- _Task objective_
Output, with no changes, the span of lines that opens with the line containing "Give me the" and closes with the last line.

- _The records_
===============
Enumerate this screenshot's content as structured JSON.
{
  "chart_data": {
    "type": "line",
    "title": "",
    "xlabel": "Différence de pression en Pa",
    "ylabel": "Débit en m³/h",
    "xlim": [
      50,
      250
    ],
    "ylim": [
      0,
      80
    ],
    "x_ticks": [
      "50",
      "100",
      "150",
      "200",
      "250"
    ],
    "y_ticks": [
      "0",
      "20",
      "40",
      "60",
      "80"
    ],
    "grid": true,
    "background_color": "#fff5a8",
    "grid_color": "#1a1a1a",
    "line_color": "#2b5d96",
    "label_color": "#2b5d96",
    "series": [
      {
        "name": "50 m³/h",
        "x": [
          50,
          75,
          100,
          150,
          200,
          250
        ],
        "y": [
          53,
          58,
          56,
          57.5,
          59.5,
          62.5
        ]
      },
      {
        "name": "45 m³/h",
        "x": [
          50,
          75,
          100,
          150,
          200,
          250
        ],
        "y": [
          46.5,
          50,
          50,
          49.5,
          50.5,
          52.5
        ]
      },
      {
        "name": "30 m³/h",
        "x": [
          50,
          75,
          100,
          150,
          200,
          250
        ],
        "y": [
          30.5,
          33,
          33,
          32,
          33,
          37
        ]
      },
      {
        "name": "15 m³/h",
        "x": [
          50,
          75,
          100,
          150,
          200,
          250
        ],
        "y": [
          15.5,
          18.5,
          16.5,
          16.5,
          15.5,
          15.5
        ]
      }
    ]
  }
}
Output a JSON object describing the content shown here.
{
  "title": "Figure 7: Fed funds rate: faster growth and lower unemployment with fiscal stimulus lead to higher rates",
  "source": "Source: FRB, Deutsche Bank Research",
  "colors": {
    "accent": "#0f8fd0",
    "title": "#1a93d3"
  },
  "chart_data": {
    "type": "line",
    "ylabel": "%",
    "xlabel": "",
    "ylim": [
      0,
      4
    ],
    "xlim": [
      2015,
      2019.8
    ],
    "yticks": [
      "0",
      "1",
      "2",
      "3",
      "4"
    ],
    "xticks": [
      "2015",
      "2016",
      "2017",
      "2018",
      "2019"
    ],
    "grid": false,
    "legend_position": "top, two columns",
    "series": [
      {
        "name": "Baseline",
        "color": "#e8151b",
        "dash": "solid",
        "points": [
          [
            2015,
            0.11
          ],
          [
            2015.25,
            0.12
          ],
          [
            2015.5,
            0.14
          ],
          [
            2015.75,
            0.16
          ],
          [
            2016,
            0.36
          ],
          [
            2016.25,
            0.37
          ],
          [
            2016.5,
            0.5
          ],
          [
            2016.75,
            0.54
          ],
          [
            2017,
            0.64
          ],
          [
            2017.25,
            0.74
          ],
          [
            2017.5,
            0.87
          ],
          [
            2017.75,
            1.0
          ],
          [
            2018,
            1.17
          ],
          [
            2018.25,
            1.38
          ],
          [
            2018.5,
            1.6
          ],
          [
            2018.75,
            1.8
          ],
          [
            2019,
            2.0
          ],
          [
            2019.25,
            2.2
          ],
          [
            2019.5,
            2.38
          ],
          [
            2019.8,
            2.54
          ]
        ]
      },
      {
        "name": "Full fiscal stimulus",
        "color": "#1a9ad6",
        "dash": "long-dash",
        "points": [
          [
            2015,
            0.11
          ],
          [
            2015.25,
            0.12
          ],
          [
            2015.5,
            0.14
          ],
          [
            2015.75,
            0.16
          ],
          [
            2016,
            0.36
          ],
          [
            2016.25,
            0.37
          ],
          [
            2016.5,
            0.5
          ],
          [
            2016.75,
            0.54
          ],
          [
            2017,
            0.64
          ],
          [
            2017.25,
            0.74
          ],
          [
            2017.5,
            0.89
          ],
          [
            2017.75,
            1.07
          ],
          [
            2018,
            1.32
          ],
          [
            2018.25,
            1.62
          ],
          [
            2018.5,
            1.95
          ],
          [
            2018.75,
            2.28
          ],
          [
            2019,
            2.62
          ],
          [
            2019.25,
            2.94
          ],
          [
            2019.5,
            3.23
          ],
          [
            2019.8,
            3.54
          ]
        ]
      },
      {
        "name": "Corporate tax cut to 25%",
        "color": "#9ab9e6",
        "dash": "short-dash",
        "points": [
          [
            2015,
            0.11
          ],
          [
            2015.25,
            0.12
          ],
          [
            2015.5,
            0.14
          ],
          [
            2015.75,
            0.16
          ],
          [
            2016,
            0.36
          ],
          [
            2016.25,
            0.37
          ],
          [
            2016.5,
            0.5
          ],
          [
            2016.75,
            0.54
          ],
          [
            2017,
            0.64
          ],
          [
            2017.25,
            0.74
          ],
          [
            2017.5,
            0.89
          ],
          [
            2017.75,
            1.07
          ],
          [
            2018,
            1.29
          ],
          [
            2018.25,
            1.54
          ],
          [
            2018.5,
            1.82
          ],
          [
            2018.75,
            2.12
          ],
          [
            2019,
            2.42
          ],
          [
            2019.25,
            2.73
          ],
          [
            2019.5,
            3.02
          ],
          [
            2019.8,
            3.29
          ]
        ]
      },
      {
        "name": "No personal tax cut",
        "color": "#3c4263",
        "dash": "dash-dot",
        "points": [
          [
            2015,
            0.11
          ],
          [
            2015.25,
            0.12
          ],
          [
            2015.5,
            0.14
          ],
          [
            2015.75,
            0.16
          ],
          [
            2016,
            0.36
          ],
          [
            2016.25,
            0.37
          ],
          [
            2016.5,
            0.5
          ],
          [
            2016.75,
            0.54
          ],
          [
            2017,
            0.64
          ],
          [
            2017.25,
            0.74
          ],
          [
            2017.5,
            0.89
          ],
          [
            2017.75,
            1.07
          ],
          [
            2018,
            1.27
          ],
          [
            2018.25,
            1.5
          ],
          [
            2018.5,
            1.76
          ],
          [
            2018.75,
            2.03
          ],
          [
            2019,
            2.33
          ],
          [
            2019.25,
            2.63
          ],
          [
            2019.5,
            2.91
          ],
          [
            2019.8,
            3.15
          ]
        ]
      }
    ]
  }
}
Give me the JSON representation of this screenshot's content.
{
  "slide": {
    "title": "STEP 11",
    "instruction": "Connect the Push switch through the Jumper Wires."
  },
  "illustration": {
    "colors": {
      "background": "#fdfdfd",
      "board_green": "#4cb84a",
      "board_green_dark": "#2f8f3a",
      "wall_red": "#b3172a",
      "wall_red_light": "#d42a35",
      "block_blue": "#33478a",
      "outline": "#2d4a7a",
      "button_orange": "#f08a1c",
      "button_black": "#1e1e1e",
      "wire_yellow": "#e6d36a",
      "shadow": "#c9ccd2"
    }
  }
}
===============
- _Answer to this exercise_
Give me the JSON representation of this screenshot's content.
{
  "slide": {
    "title": "STEP 11",
    "instruction": "Connect the Push switch through the Jumper Wires."
  },
  "illustration": {
    "colors": {
      "background": "#fdfdfd",
      "board_green": "#4cb84a",
      "board_green_dark": "#2f8f3a",
      "wall_red": "#b3172a",
      "wall_red_light": "#d42a35",
      "block_blue": "#33478a",
      "outline": "#2d4a7a",
      "button_orange": "#f08a1c",
      "button_black": "#1e1e1e",
      "wire_yellow": "#e6d36a",
      "shadow": "#c9ccd2"
    }
  }
}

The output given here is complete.